No
Brasil atual, a livre iniciativa e o trabalho não são livres. São totalmente
regulamentados. E quem resolve empreender ou tirar um sonho do papel é visto
como louco — ou como desempregado e desesperado.
Isso
é reflexo das leis e normas existentes no país e não da nossa "cultura da
dependência". Muito se fala sobre isso, com muitas pessoas dizendo que o
Brasil sempre foi avesso à livre iniciativa. Falso. O brasileiro sempre foi um
povo empreendedor e construtor de riquezas. Quem acaba com a liberdade de
trabalhar e empreender é o estado.
Nossas
leis e constituições simplesmente não reconhecem esse valor inerente ao povo
brasileiro. Quer ver uma prova?
O
Brasil livre, de jura e de fato, nasceu junto com a independência do país.
Nossa primeira constituição foi escrita em 1824, inspirada na Constituição dos
Estados Unidos, criada 35 anos antes. Ela impunha limites ao estado, e não ao
cidadão empreendedor. Além de segurar o apetite do estado em tornar-se cada vez
maior, essa constituição garantia que as pessoas nunca teriam sua livre
iniciativa censurada pelo poder público.
Porém,
após a constituição de 1824 (clique para ler na integra),
nossos políticos conscientemente foram transformando o Brasil em um estado
tirânico que age à revelia do indivíduo. Com efeito, houve uma verdadeira
involução jurídica desde então nesse aspecto.
Para
tornar a demonstração do que eu quero dizer mais clara, e também para que não
fique a impressão que estou fazendo uma livre interpretação dos fatos, vou
transcrever literalmente, inclusive com o português da época, as cláusulas de
liberdade individual que regulamentavam o trabalho com o passar das constituições.
Teço
breves comentários abaixo de cada uma das alterações, somente para ilustrar o
que foi alterado.
Constituição de 1824
"Nenhum gênero de trabalho, de cultura, indústria
ou comércio pode ser proibido, uma vez que não se oponha aos costumes públicos,
à segurança, e saúde dos cidadãos".
Comentário:
Em duas linhas a constituição brasileira de 1824 reduz ao máximo o que o
governo pode regular em nossos trabalhos ou empresas. Nada é proibido, exceto
aquilo que ofenda o bom senso. Sensatez igual não se viu mais. Vejamos.
Constituição de 1891
"É garantido o livre exercício de qualquer
profissão moral, intellectual e industrial".
Comentário:
a primeira carta magna da república. Atenção para o termo
"garantido". Fica claro desde o começo que o estado é quem garante as coisas no Brasil, mesmo
aquilo que é um direito natural. Com esta constituição, a liberdade deixa de
ser sua e não mais pode ser garantida diretamente por você, mas sim pelo
estado. A liberdade é do estado, e ele a concede aos cidadãos, em uma espécie
de cessão de direitos. Percebam a inversão de valores.

###

* **AS TAREFAS**
a - Reproduza, sem alterações, o trecho do texto sobre a livre iniciativa que vai de "Nossa primeira constituição" até "pelo poder público.", incluindo essas palavras.
b - De acordo com o texto sobre a livre iniciativa, em que ano foi escrita a primeira constituição do Brasil?

* **Trechos de um conjunto de anotações de layout**
###

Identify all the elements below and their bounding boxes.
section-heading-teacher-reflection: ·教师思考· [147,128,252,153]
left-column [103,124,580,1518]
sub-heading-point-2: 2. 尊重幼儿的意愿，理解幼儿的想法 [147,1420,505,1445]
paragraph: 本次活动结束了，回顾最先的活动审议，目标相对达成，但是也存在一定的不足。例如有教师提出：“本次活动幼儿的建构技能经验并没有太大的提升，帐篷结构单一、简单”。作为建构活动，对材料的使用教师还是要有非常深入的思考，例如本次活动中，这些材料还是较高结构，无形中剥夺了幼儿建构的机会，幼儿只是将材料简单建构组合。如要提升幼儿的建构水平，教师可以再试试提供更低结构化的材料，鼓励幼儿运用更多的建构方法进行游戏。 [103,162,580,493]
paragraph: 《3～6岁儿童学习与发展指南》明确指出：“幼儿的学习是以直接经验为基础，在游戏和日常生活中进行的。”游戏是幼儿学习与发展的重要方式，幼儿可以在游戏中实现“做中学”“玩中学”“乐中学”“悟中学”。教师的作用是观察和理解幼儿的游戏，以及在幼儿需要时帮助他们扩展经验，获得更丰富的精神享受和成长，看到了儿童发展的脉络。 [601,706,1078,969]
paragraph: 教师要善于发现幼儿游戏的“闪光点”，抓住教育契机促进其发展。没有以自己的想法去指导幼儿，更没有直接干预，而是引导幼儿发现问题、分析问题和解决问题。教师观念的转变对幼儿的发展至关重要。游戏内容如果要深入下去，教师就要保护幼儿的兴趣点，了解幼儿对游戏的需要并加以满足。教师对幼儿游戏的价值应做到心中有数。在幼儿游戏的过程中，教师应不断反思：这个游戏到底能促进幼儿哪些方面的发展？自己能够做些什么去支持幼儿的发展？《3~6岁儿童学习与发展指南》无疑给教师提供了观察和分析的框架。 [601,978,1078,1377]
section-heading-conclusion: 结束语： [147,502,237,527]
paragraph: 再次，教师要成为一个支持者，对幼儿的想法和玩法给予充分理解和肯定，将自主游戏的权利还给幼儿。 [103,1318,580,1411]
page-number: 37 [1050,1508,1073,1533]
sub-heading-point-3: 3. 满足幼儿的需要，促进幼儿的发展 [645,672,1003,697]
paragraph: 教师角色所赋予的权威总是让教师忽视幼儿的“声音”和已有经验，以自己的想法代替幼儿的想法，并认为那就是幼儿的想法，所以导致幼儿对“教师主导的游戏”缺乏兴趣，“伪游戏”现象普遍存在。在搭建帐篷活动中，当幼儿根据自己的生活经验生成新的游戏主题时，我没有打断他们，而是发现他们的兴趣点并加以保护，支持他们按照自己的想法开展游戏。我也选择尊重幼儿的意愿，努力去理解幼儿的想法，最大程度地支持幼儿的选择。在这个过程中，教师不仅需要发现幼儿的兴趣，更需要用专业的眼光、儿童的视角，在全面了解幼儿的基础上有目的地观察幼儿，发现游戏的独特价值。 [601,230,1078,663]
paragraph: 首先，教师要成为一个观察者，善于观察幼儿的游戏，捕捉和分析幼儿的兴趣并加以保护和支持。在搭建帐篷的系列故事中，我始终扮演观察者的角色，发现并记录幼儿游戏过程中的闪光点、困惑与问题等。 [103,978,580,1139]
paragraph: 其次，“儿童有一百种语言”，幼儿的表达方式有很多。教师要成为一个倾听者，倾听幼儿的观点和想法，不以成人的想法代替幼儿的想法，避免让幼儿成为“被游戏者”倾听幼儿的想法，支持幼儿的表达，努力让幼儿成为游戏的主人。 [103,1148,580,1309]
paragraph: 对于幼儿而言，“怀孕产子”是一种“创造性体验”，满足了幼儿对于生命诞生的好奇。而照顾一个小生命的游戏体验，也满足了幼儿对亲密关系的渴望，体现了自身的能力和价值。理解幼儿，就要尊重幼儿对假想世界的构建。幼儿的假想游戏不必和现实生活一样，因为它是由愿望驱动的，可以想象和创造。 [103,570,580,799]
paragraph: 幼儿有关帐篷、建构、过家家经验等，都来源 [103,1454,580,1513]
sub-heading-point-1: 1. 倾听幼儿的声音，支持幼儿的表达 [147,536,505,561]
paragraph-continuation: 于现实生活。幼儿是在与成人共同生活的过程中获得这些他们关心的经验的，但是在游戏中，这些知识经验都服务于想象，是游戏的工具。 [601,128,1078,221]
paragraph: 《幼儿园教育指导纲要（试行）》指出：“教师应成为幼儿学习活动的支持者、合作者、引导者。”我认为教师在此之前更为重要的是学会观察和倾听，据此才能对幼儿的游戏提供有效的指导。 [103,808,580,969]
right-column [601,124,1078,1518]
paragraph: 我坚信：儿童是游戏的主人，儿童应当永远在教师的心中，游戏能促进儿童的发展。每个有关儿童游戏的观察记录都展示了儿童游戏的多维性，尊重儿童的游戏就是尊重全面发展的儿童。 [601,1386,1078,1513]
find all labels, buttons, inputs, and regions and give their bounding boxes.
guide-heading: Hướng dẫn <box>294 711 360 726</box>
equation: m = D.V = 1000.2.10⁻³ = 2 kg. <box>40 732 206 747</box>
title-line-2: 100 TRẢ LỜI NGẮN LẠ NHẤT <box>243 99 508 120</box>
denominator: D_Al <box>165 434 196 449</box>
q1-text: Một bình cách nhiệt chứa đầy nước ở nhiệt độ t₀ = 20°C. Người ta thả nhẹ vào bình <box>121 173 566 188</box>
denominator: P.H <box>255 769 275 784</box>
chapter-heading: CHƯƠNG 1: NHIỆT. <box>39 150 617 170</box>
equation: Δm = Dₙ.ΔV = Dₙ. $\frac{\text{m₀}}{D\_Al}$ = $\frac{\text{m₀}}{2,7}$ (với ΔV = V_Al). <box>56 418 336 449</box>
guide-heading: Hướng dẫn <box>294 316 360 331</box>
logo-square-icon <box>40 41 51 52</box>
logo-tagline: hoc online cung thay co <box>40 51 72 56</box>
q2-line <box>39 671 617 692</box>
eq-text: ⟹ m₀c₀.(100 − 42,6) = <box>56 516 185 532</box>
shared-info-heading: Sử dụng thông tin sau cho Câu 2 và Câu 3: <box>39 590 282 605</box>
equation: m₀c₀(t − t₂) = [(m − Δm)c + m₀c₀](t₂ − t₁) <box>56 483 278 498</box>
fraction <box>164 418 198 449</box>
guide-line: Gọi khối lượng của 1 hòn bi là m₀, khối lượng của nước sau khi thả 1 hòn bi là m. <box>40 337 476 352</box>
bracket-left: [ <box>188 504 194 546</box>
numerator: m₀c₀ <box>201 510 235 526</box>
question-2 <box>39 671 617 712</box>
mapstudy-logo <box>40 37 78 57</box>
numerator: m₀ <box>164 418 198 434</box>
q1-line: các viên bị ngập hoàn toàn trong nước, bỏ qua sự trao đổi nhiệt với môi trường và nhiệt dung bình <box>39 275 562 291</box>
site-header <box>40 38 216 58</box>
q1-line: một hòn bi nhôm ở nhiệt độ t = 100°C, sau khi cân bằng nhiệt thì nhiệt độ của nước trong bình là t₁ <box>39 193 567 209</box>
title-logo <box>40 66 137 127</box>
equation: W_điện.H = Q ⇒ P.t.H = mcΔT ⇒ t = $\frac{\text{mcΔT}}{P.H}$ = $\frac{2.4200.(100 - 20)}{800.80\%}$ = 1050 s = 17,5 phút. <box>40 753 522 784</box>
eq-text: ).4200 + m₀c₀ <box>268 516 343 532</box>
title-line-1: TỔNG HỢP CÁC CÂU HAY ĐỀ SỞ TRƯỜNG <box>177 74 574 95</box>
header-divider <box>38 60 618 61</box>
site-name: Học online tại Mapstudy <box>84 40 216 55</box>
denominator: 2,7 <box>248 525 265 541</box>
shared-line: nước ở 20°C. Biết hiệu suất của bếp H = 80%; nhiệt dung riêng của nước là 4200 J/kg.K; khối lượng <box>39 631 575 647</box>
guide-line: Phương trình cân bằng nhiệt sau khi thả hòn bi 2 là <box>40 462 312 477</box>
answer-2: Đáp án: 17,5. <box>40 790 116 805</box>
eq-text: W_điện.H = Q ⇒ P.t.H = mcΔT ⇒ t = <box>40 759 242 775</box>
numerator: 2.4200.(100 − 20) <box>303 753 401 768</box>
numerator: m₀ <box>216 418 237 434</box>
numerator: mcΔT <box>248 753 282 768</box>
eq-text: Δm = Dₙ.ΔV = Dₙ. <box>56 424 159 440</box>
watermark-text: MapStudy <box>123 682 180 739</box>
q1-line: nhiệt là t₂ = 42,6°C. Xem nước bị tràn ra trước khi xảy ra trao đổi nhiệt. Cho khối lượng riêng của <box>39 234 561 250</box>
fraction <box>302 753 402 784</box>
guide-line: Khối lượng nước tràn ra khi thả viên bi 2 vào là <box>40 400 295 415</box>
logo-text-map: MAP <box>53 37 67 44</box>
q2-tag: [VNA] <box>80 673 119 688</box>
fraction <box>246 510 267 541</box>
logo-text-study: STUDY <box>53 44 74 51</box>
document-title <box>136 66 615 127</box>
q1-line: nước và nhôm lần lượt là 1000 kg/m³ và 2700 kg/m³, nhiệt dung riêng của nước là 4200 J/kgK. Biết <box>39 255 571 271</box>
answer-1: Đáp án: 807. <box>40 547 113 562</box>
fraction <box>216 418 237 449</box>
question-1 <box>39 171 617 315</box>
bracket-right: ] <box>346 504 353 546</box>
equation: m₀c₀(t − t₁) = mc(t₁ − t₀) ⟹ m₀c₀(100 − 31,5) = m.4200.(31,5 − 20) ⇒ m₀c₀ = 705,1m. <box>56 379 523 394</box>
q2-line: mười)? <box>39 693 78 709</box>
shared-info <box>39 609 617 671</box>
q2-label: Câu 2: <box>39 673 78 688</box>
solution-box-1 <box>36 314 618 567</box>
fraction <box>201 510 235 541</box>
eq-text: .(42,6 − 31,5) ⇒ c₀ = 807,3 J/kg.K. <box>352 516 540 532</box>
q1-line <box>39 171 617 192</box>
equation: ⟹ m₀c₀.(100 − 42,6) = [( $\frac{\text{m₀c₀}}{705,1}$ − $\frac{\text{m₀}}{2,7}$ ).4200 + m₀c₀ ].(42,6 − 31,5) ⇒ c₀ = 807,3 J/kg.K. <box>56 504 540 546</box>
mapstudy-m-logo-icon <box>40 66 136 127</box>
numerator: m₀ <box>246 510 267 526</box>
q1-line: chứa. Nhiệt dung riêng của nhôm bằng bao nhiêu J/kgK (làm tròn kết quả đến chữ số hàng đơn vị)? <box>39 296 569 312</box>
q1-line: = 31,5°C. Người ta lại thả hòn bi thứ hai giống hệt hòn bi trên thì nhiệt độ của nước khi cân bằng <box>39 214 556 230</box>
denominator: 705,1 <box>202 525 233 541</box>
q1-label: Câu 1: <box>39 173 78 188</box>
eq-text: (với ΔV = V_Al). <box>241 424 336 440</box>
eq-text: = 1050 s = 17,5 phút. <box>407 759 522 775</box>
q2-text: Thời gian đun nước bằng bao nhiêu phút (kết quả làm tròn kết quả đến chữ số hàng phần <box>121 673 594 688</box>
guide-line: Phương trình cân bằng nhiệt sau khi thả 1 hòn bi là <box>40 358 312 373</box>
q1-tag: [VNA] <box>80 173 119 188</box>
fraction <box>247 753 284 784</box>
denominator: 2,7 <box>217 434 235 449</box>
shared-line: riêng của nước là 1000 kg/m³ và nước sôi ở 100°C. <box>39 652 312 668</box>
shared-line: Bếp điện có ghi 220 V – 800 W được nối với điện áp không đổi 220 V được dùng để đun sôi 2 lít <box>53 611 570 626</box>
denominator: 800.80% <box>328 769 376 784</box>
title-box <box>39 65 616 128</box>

###

* **EXERCÍCIO RESOLVIDO**
a -
Nossa primeira constituição foi escrita em 1824, inspirada na Constituição dos
Estados Unidos, criada 35 anos antes. Ela impunha limites ao estado, e não ao
cidadão empreendedor. Além de segurar o apetite do estado em tornar-se cada vez
maior, essa constituição garantia que as pessoas nunca teriam sua livre
iniciativa censurada pelo poder público.

b - Foi escrita em 1824.